GOAL OF THE EXERCISE: Go through the entries below and retype them exactly, omitting each picture.

Dataset records:

%%

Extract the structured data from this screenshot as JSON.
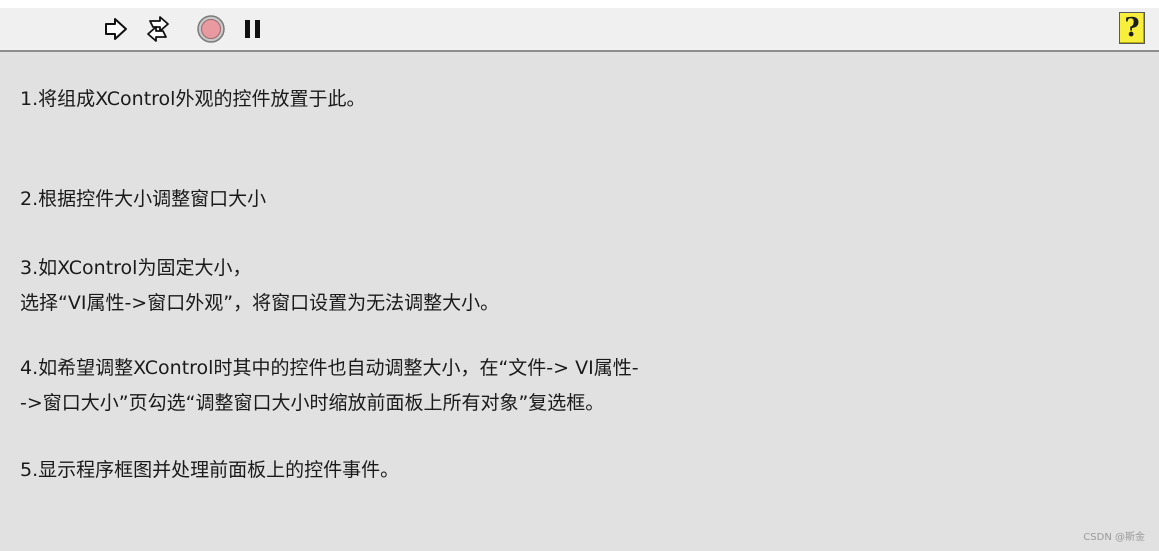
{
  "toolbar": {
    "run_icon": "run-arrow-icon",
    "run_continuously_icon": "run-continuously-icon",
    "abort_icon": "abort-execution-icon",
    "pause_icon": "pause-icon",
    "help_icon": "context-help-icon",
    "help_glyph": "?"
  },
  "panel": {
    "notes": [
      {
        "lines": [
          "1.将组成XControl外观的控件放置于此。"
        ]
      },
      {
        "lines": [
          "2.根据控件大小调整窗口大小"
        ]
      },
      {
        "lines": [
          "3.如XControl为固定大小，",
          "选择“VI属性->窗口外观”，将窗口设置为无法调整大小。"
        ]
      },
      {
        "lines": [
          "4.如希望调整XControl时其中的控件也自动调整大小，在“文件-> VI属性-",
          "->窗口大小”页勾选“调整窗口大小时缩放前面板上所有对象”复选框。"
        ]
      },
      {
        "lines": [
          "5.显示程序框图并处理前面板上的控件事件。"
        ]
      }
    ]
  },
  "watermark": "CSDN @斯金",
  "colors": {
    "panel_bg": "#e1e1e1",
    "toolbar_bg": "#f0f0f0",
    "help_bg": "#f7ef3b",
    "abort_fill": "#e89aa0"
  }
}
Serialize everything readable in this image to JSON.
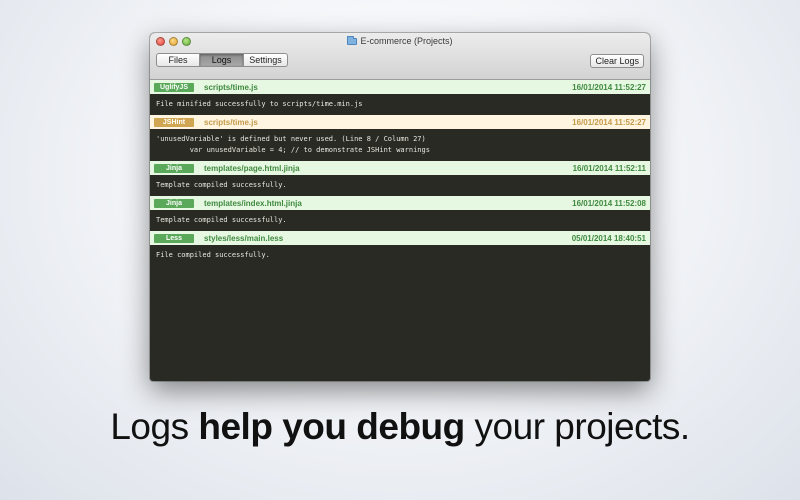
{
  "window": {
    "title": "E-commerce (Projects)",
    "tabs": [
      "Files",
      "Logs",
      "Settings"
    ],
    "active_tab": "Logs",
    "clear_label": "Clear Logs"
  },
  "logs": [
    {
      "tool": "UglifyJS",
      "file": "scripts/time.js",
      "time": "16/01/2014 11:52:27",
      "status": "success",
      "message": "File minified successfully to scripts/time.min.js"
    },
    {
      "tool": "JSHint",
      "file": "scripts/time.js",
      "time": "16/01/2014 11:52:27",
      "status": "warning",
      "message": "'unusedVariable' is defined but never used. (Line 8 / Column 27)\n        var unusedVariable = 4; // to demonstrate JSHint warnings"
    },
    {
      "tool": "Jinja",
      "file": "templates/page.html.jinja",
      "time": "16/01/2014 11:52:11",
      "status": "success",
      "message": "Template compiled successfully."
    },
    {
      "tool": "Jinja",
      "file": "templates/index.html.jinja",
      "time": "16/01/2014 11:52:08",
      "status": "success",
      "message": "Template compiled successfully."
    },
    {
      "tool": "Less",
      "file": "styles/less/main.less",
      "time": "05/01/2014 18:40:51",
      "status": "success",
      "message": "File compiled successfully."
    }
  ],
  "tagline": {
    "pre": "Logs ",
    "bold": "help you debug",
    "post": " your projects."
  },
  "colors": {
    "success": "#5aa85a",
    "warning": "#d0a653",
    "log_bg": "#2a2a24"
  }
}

%%

OUTPUT:
Extract the structured data from this screenshot as JSON.
{
  "toolbar": {
    "run_icon": "run-arrow-icon",
    "run_continuously_icon": "run-continuously-icon",
    "abort_icon": "abort-execution-icon",
    "pause_icon": "pause-icon",
    "help_icon": "context-help-icon",
    "help_glyph": "?"
  },
  "panel": {
    "notes": [
      {
        "lines": [
          "1.将组成XControl外观的控件放置于此。"
        ]
      },
      {
        "lines": [
          "2.根据控件大小调整窗口大小"
        ]
      },
      {
        "lines": [
          "3.如XControl为固定大小，",
          "选择“VI属性->窗口外观”，将窗口设置为无法调整大小。"
        ]
      },
      {
        "lines": [
          "4.如希望调整XControl时其中的控件也自动调整大小，在“文件-> VI属性-",
          "->窗口大小”页勾选“调整窗口大小时缩放前面板上所有对象”复选框。"
        ]
      },
      {
        "lines": [
          "5.显示程序框图并处理前面板上的控件事件。"
        ]
      }
    ]
  },
  "watermark": "CSDN @斯金",
  "colors": {
    "panel_bg": "#e1e1e1",
    "toolbar_bg": "#f0f0f0",
    "help_bg": "#f7ef3b",
    "abort_fill": "#e89aa0"
  }
}
Serialize everything readable in this image to JSON.
{
  "window": {
    "title": "E-commerce (Projects)",
    "tabs": [
      "Files",
      "Logs",
      "Settings"
    ],
    "active_tab": "Logs",
    "clear_label": "Clear Logs"
  },
  "logs": [
    {
      "tool": "UglifyJS",
      "file": "scripts/time.js",
      "time": "16/01/2014 11:52:27",
      "status": "success",
      "message": "File minified successfully to scripts/time.min.js"
    },
    {
      "tool": "JSHint",
      "file": "scripts/time.js",
      "time": "16/01/2014 11:52:27",
      "status": "warning",
      "message": "'unusedVariable' is defined but never used. (Line 8 / Column 27)\n        var unusedVariable = 4; // to demonstrate JSHint warnings"
    },
    {
      "tool": "Jinja",
      "file": "templates/page.html.jinja",
      "time": "16/01/2014 11:52:11",
      "status": "success",
      "message": "Template compiled successfully."
    },
    {
      "tool": "Jinja",
      "file": "templates/index.html.jinja",
      "time": "16/01/2014 11:52:08",
      "status": "success",
      "message": "Template compiled successfully."
    },
    {
      "tool": "Less",
      "file": "styles/less/main.less",
      "time": "05/01/2014 18:40:51",
      "status": "success",
      "message": "File compiled successfully."
    }
  ],
  "tagline": {
    "pre": "Logs ",
    "bold": "help you debug",
    "post": " your projects."
  },
  "colors": {
    "success": "#5aa85a",
    "warning": "#d0a653",
    "log_bg": "#2a2a24"
  }
}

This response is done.